- Given instruction -
Find each line with the word "merge" and state how many there are, nothing more.

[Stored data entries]
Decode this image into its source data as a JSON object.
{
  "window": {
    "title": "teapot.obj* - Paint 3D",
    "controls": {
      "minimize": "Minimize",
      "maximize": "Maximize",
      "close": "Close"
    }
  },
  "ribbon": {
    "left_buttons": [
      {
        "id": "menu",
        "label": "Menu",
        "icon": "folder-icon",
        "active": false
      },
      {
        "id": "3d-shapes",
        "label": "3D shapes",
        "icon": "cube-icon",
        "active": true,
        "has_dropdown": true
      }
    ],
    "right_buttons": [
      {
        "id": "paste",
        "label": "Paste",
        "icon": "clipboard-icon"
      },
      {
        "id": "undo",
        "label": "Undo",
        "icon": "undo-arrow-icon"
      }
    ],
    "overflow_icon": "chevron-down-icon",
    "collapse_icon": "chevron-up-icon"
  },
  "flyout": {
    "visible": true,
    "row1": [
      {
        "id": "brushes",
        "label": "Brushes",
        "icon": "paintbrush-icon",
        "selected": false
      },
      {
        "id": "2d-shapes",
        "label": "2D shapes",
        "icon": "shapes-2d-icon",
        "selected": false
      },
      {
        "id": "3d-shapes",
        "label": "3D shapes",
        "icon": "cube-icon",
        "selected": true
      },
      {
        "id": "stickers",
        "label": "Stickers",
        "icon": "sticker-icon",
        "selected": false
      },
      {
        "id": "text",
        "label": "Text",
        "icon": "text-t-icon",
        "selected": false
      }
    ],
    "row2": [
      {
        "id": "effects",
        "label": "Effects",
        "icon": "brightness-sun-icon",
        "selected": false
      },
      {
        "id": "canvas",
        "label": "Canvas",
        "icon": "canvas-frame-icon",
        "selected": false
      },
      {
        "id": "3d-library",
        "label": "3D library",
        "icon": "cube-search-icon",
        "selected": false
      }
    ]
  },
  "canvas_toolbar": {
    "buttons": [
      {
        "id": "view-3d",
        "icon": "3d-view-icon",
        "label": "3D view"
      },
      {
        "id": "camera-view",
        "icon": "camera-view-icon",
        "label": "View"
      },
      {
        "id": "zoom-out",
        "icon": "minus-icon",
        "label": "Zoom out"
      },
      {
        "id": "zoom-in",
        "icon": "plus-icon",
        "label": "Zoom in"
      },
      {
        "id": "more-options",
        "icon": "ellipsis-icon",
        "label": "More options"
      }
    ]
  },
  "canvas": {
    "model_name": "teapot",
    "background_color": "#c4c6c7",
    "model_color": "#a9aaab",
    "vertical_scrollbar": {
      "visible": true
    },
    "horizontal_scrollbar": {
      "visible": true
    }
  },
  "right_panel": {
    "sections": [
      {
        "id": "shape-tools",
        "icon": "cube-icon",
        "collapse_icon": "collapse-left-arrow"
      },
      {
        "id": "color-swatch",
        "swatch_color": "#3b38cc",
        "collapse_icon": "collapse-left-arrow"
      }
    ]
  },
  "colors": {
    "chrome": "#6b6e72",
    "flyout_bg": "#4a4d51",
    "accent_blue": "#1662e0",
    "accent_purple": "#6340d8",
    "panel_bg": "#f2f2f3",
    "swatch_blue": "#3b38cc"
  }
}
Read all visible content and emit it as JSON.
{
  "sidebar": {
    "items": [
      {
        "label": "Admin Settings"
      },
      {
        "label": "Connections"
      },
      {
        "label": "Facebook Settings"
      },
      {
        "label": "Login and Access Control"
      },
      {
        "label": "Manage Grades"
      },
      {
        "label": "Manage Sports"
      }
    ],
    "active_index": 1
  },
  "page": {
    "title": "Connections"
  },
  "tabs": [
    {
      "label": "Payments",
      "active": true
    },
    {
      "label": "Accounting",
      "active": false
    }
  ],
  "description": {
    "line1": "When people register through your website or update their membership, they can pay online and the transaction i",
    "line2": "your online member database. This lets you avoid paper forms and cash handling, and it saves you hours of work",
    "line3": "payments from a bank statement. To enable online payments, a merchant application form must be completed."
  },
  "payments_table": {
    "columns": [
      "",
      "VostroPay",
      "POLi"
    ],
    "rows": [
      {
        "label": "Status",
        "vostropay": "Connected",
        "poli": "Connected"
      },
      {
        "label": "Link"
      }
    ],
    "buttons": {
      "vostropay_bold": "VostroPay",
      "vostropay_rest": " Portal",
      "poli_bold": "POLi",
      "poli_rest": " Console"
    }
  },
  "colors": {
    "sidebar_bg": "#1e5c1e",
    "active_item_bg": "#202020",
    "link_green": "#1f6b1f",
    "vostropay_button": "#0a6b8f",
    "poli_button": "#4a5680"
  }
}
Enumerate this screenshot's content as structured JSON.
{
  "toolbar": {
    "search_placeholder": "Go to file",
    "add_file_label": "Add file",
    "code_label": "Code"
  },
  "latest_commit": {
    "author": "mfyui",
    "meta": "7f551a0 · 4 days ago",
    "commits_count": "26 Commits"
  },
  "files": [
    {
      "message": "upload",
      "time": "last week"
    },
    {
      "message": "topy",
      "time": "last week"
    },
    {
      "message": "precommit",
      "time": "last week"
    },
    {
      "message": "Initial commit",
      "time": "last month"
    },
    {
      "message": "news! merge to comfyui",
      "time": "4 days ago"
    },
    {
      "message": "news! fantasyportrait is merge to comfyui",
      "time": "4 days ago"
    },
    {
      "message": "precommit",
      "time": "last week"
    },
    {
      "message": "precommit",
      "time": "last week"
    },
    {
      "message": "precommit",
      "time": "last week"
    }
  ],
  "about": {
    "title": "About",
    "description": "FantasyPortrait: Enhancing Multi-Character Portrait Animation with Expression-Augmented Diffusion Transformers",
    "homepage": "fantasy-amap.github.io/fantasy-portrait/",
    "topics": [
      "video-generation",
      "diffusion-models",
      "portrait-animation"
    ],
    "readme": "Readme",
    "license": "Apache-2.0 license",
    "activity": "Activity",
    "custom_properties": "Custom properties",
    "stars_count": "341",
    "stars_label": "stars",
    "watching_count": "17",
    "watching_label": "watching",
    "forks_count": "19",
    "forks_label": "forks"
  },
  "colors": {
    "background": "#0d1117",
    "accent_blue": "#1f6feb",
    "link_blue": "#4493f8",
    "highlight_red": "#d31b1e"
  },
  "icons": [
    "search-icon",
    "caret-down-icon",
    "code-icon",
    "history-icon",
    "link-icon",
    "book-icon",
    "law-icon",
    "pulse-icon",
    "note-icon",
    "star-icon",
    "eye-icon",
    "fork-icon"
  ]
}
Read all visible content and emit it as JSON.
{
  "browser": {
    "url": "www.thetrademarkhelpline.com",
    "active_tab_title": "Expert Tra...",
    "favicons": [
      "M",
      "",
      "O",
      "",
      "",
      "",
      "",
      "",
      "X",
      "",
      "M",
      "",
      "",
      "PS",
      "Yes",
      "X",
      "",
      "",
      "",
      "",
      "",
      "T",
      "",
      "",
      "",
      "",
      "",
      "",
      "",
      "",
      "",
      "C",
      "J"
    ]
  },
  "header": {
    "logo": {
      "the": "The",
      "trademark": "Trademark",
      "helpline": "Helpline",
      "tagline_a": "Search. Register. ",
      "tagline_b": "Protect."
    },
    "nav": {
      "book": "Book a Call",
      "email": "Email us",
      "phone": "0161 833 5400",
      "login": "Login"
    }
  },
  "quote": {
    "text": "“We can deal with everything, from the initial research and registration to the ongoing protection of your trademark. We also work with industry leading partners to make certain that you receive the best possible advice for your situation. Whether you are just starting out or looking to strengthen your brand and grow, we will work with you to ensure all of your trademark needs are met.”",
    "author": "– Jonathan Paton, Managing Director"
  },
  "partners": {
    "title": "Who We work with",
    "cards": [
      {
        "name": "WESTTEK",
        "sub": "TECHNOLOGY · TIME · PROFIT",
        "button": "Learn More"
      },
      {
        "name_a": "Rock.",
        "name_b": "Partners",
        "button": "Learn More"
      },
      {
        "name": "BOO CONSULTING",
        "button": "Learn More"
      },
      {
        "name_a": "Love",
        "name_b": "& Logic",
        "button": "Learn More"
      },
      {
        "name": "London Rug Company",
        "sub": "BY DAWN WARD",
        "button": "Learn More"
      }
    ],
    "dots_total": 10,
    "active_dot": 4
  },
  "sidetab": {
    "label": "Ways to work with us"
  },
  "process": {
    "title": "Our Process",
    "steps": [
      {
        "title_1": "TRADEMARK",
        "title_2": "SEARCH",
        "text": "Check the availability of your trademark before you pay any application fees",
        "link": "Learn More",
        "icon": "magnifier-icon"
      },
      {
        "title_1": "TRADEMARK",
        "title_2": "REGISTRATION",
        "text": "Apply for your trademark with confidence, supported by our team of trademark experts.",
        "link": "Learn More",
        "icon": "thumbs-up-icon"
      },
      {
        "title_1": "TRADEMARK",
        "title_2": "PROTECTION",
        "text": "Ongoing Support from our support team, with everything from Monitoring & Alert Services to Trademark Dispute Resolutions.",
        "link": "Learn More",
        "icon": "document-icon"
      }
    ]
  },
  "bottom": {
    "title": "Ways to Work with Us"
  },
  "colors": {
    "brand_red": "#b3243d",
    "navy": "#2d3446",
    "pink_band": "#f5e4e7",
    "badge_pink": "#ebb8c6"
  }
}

- Response -
2